EXERCISE GOAL: Nothing but an exact copy of the records is expected here.
Start of Block
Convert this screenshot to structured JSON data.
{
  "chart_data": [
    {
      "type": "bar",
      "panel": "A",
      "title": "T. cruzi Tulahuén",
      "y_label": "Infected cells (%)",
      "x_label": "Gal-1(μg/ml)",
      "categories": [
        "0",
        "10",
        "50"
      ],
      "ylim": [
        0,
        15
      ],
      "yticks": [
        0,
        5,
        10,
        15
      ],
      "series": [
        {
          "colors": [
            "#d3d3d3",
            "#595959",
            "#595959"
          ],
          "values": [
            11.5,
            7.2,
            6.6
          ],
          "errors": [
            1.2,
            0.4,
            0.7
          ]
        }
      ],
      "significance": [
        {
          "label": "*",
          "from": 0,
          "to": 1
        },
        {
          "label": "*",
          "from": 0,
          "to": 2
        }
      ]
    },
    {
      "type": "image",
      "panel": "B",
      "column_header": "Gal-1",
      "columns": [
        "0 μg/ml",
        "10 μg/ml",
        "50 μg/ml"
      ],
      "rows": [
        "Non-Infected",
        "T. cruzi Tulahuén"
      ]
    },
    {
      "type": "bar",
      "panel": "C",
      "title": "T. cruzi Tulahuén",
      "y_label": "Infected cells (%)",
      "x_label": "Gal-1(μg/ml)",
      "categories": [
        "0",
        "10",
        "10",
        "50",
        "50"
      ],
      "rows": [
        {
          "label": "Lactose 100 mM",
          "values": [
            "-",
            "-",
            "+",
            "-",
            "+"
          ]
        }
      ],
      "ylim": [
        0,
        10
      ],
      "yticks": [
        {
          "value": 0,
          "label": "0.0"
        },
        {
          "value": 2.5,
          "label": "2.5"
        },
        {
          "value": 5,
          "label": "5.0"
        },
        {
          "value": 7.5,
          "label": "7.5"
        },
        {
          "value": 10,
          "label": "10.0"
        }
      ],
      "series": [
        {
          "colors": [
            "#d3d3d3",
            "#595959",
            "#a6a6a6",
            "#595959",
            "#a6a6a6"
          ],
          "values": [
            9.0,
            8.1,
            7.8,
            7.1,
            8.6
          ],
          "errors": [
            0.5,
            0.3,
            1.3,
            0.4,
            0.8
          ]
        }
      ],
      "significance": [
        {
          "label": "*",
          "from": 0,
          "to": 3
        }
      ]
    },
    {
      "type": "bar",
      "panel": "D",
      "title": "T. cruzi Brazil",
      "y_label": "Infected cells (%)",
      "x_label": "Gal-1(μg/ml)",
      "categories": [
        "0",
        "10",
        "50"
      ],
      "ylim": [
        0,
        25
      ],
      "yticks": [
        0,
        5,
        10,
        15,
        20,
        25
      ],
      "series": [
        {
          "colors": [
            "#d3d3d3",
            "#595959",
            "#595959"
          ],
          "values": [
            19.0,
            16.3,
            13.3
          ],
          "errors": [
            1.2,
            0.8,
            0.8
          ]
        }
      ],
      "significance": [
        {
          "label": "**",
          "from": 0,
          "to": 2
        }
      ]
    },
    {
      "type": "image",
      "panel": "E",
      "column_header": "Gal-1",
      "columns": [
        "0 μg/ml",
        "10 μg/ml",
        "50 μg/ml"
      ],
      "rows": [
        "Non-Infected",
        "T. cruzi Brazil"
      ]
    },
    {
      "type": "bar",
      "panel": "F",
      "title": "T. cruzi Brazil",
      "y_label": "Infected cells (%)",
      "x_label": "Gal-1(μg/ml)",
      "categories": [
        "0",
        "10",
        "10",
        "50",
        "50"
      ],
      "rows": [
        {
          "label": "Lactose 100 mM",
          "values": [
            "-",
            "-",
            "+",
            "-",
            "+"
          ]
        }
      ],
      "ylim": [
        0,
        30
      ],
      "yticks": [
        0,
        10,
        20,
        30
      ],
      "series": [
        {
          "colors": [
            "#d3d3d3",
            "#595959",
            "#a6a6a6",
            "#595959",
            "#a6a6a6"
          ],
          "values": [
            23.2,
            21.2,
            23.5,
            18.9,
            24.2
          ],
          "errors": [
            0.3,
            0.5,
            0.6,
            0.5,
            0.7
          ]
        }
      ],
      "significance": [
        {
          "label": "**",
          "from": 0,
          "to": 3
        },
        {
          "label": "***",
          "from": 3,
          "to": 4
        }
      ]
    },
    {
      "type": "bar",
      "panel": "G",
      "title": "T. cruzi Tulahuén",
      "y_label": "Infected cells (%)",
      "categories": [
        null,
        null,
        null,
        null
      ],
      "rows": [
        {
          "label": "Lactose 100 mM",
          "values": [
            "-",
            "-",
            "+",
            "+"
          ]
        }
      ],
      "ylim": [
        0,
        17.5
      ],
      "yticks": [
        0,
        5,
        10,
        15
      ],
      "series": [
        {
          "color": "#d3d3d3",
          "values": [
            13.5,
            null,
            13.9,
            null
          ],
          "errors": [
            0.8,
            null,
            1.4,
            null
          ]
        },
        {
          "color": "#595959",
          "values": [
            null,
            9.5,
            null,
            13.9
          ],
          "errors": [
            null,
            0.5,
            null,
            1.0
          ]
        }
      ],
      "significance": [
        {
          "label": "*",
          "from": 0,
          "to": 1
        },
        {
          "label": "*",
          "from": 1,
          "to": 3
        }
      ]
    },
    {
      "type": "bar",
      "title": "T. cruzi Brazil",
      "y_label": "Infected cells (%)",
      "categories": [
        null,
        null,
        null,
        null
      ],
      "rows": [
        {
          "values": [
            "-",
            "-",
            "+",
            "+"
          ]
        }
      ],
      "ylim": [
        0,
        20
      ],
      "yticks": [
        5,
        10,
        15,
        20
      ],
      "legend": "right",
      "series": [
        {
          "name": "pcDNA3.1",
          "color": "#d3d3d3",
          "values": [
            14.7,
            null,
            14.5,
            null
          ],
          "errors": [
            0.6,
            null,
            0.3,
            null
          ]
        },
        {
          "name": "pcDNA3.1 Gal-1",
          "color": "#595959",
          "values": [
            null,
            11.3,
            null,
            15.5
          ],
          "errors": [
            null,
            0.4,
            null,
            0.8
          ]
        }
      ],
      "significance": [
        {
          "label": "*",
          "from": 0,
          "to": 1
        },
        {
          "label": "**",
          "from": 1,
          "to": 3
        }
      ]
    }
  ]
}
End of Block
ANSWER:
Convert this screenshot to structured JSON data.
{
  "chart_data": [
    {
      "type": "bar",
      "panel": "A",
      "title": "T. cruzi Tulahuén",
      "y_label": "Infected cells (%)",
      "x_label": "Gal-1(μg/ml)",
      "categories": [
        "0",
        "10",
        "50"
      ],
      "ylim": [
        0,
        15
      ],
      "yticks": [
        0,
        5,
        10,
        15
      ],
      "series": [
        {
          "colors": [
            "#d3d3d3",
            "#595959",
            "#595959"
          ],
          "values": [
            11.5,
            7.2,
            6.6
          ],
          "errors": [
            1.2,
            0.4,
            0.7
          ]
        }
      ],
      "significance": [
        {
          "label": "*",
          "from": 0,
          "to": 1
        },
        {
          "label": "*",
          "from": 0,
          "to": 2
        }
      ]
    },
    {
      "type": "image",
      "panel": "B",
      "column_header": "Gal-1",
      "columns": [
        "0 μg/ml",
        "10 μg/ml",
        "50 μg/ml"
      ],
      "rows": [
        "Non-Infected",
        "T. cruzi Tulahuén"
      ]
    },
    {
      "type": "bar",
      "panel": "C",
      "title": "T. cruzi Tulahuén",
      "y_label": "Infected cells (%)",
      "x_label": "Gal-1(μg/ml)",
      "categories": [
        "0",
        "10",
        "10",
        "50",
        "50"
      ],
      "rows": [
        {
          "label": "Lactose 100 mM",
          "values": [
            "-",
            "-",
            "+",
            "-",
            "+"
          ]
        }
      ],
      "ylim": [
        0,
        10
      ],
      "yticks": [
        {
          "value": 0,
          "label": "0.0"
        },
        {
          "value": 2.5,
          "label": "2.5"
        },
        {
          "value": 5,
          "label": "5.0"
        },
        {
          "value": 7.5,
          "label": "7.5"
        },
        {
          "value": 10,
          "label": "10.0"
        }
      ],
      "series": [
        {
          "colors": [
            "#d3d3d3",
            "#595959",
            "#a6a6a6",
            "#595959",
            "#a6a6a6"
          ],
          "values": [
            9.0,
            8.1,
            7.8,
            7.1,
            8.6
          ],
          "errors": [
            0.5,
            0.3,
            1.3,
            0.4,
            0.8
          ]
        }
      ],
      "significance": [
        {
          "label": "*",
          "from": 0,
          "to": 3
        }
      ]
    },
    {
      "type": "bar",
      "panel": "D",
      "title": "T. cruzi Brazil",
      "y_label": "Infected cells (%)",
      "x_label": "Gal-1(μg/ml)",
      "categories": [
        "0",
        "10",
        "50"
      ],
      "ylim": [
        0,
        25
      ],
      "yticks": [
        0,
        5,
        10,
        15,
        20,
        25
      ],
      "series": [
        {
          "colors": [
            "#d3d3d3",
            "#595959",
            "#595959"
          ],
          "values": [
            19.0,
            16.3,
            13.3
          ],
          "errors": [
            1.2,
            0.8,
            0.8
          ]
        }
      ],
      "significance": [
        {
          "label": "**",
          "from": 0,
          "to": 2
        }
      ]
    },
    {
      "type": "image",
      "panel": "E",
      "column_header": "Gal-1",
      "columns": [
        "0 μg/ml",
        "10 μg/ml",
        "50 μg/ml"
      ],
      "rows": [
        "Non-Infected",
        "T. cruzi Brazil"
      ]
    },
    {
      "type": "bar",
      "panel": "F",
      "title": "T. cruzi Brazil",
      "y_label": "Infected cells (%)",
      "x_label": "Gal-1(μg/ml)",
      "categories": [
        "0",
        "10",
        "10",
        "50",
        "50"
      ],
      "rows": [
        {
          "label": "Lactose 100 mM",
          "values": [
            "-",
            "-",
            "+",
            "-",
            "+"
          ]
        }
      ],
      "ylim": [
        0,
        30
      ],
      "yticks": [
        0,
        10,
        20,
        30
      ],
      "series": [
        {
          "colors": [
            "#d3d3d3",
            "#595959",
            "#a6a6a6",
            "#595959",
            "#a6a6a6"
          ],
          "values": [
            23.2,
            21.2,
            23.5,
            18.9,
            24.2
          ],
          "errors": [
            0.3,
            0.5,
            0.6,
            0.5,
            0.7
          ]
        }
      ],
      "significance": [
        {
          "label": "**",
          "from": 0,
          "to": 3
        },
        {
          "label": "***",
          "from": 3,
          "to": 4
        }
      ]
    },
    {
      "type": "bar",
      "panel": "G",
      "title": "T. cruzi Tulahuén",
      "y_label": "Infected cells (%)",
      "categories": [
        null,
        null,
        null,
        null
      ],
      "rows": [
        {
          "label": "Lactose 100 mM",
          "values": [
            "-",
            "-",
            "+",
            "+"
          ]
        }
      ],
      "ylim": [
        0,
        17.5
      ],
      "yticks": [
        0,
        5,
        10,
        15
      ],
      "series": [
        {
          "color": "#d3d3d3",
          "values": [
            13.5,
            null,
            13.9,
            null
          ],
          "errors": [
            0.8,
            null,
            1.4,
            null
          ]
        },
        {
          "color": "#595959",
          "values": [
            null,
            9.5,
            null,
            13.9
          ],
          "errors": [
            null,
            0.5,
            null,
            1.0
          ]
        }
      ],
      "significance": [
        {
          "label": "*",
          "from": 0,
          "to": 1
        },
        {
          "label": "*",
          "from": 1,
          "to": 3
        }
      ]
    },
    {
      "type": "bar",
      "title": "T. cruzi Brazil",
      "y_label": "Infected cells (%)",
      "categories": [
        null,
        null,
        null,
        null
      ],
      "rows": [
        {
          "values": [
            "-",
            "-",
            "+",
            "+"
          ]
        }
      ],
      "ylim": [
        0,
        20
      ],
      "yticks": [
        5,
        10,
        15,
        20
      ],
      "legend": "right",
      "series": [
        {
          "name": "pcDNA3.1",
          "color": "#d3d3d3",
          "values": [
            14.7,
            null,
            14.5,
            null
          ],
          "errors": [
            0.6,
            null,
            0.3,
            null
          ]
        },
        {
          "name": "pcDNA3.1 Gal-1",
          "color": "#595959",
          "values": [
            null,
            11.3,
            null,
            15.5
          ],
          "errors": [
            null,
            0.4,
            null,
            0.8
          ]
        }
      ],
      "significance": [
        {
          "label": "*",
          "from": 0,
          "to": 1
        },
        {
          "label": "**",
          "from": 1,
          "to": 3
        }
      ]
    }
  ]
}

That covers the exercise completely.